Estratto fornito:
• • •

SundayUp - Gli "Indoeuropei" rivisitati: il popolo fantasma, pt. I

GLI "INDOEUROPEI RIVISITATI"
Parte I - Il popolo fantasma

Chiunque si dedichi oggi ad affrontare lo studio di una lingua (antica o moderna) presto o tardi si imbatte nel termine “indoeuropeo”, usato per indicare una famiglia di lingue che si suppone siano derivate, in tempi e modi diversi, da un’unica lingua-matrice, appunto l’“indoeuropeo” (scusate le virgolette, saranno chiare tra poco!). Lingue “indoeuropee” sarebbero, a leggere una qualsiasi grammatica, il sanscrito, il greco, l’antico slavo, l’antico germanico, alcuni dialetti della Cina continentale, l’armeno, l’albanese, e naturalmente tutte le lingue derivate da queste. Fatti i debiti conti, tutte le lingue parlate in Europa al giorno d’oggi risultano “indoeuropee”, con l’eccezione di basco, finlandese, estone, ungherese e di una manciata di altri idiomi di confine.
Le prove di questa parentela tra lingue così diverse (nel tempo e nello spazio) sono alcuni termini, che risultano non casualmente simili in tutte, per esempio: il sanscrito pitàr, il greco patèr, il latino pater, il tedesco Vater, l’inglese father sono evidentemente accomunati da un’origine comune, non condivisa, sempre per esempio, dal finlandese isä o dal basco aita.
Ormai è dal ‘700 che i linguisti cercano senza sosta di scoprire nuove parentele e di ipotizzare nuove radici che accomunino termini anche lontanissimi. Se però dedurre un ipotetico *pəter (l’asterisco indica che la forma non è attestata) da tutti i vocaboli elencati sopra è piuttosto semplice, diventa più difficile scovare la parentela tra acqua e water. I linguisti, scervellandosi un po’, approdarono a *akwas, che potrebbe spiegare entrambe le forme come derivate la prima dalla prima sillaba, e la seconda dall’ultima. Proseguendo in questo modo, tuttavia, ci si imbatte in radici come *wļH2neH2, che, è inutile dirlo, sono difficili anche solo da pronunciare, figurarsi da usare in un linguaggio di tutti i giorni. Questa radice, per inciso, spiegherebbe la parentela tra lana e wool (e, nonostante la somiglianza, non è una formula chimica).

• • •

Dati mostrati:

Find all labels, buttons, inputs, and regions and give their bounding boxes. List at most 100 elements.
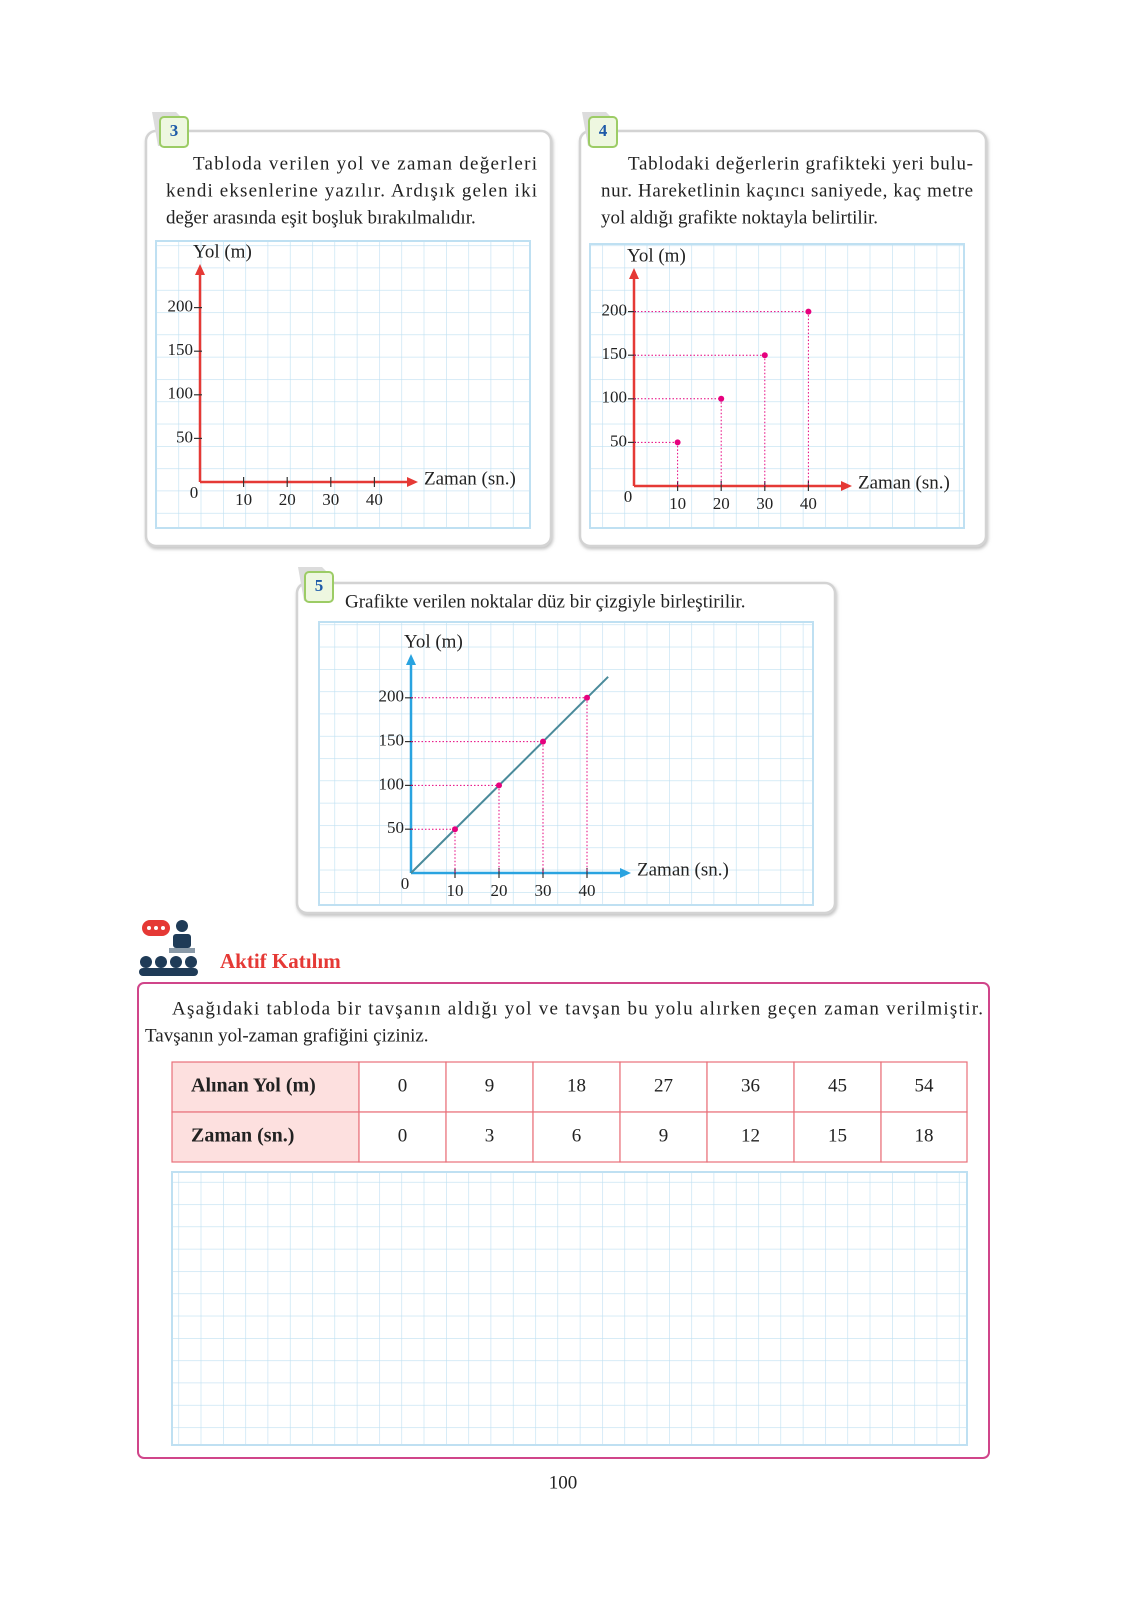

• • •

Compito scritto 1:
Nell'estratto sugli indoeuropei, che cosa indica l'asterisco messo davanti a una forma?
Compito scritto 2:
Stampa il brano dell'estratto sugli indoeuropei che va da "Ormai è dal" a "una formula chimica).", inclusi.
Il materiale è a sé stante e non fa parte dell'estratto.

Risposta completa 1:
Indica che la forma non è attestata.

Risposta completa 2:
Ormai è dal ‘700 che i linguisti cercano senza sosta di scoprire nuove parentele e di ipotizzare nuove radici che accomunino termini anche lontanissimi. Se però dedurre un ipotetico *pəter (l’asterisco indica che la forma non è attestata) da tutti i vocaboli elencati sopra è piuttosto semplice, diventa più difficile scovare la parentela tra acqua e water. I linguisti, scervellandosi un po’, approdarono a *akwas, che potrebbe spiegare entrambe le forme come derivate la prima dalla prima sillaba, e la seconda dall’ultima. Proseguendo in questo modo, tuttavia, ci si imbatte in radici come *wļH2neH2, che, è inutile dirlo, sono difficili anche solo da pronunciare, figurarsi da usare in un linguaggio di tutti i giorni. Questa radice, per inciso, spiegherebbe la parentela tra lana e wool (e, nonostante la somiglianza, non è una formula chimica).